GIVEN TASK: Below are the records; reproduce all of them exactly but without any images.
^^^^^^^^^^^^^^^^
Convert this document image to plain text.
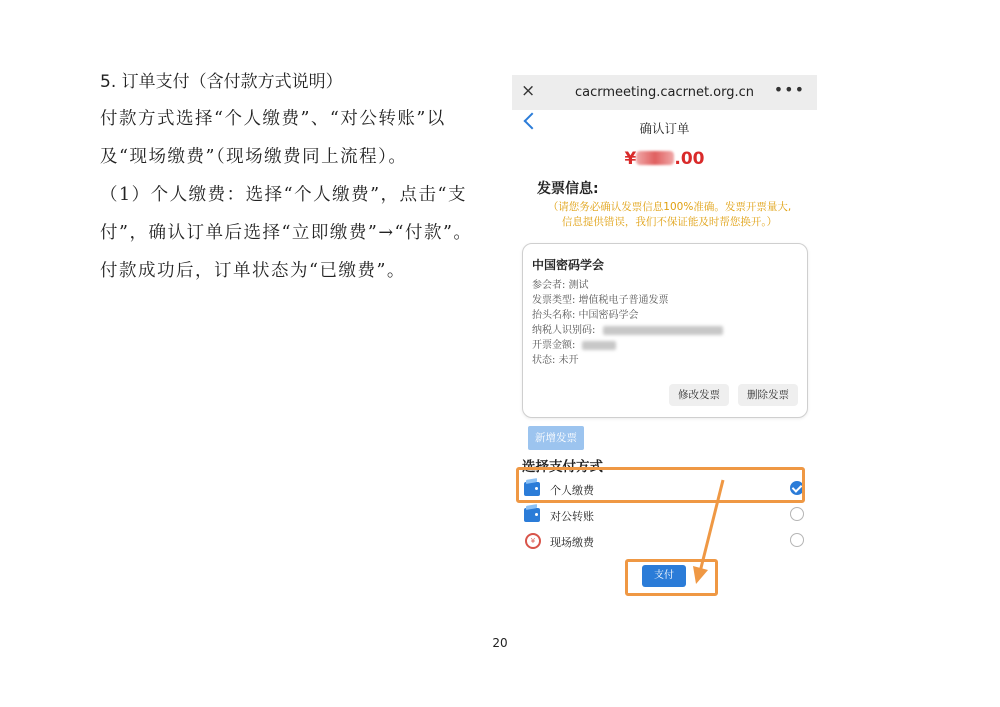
5. 订单支付（含付款方式说明）

付款方式选择“个人缴费”、“对公转账”以
及“现场缴费”（现场缴费同上流程）。
（1）个人缴费：选择“个人缴费”，点击“支
付”，确认订单后选择“立即缴费”→“付款”。
付款成功后，订单状态为“已缴费”。

×	cacrmeeting.cacrnet.org.cn •••
确认订单
¥ .00
发票信息:
（请您务必确认发票信息100%准确。发票开票量大,
信息提供错误，我们不保证能及时帮您换开。）
中国密码学会
参会者: 测试
发票类型: 增值税电子普通发票
抬头名称: 中国密码学会
纳税人识别码:
开票金额:
状态: 未开
修改发票	删除发票
新增发票
选择支付方式
个人缴费
对公转账
¥	现场缴费
支付
20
^^^^^^^^^^^^^^^^
RESULT OF THIS EXERCISE:
Convert this document image to plain text.
5. 订单支付（含付款方式说明）

付款方式选择“个人缴费”、“对公转账”以
及“现场缴费”（现场缴费同上流程）。
（1）个人缴费：选择“个人缴费”，点击“支
付”，确认订单后选择“立即缴费”→“付款”。
付款成功后，订单状态为“已缴费”。

×	cacrmeeting.cacrnet.org.cn •••
确认订单
¥ .00
发票信息:
（请您务必确认发票信息100%准确。发票开票量大,
信息提供错误，我们不保证能及时帮您换开。）
中国密码学会
参会者: 测试
发票类型: 增值税电子普通发票
抬头名称: 中国密码学会
纳税人识别码:
开票金额:
状态: 未开
修改发票	删除发票
新增发票
选择支付方式
个人缴费
对公转账
¥	现场缴费
支付
20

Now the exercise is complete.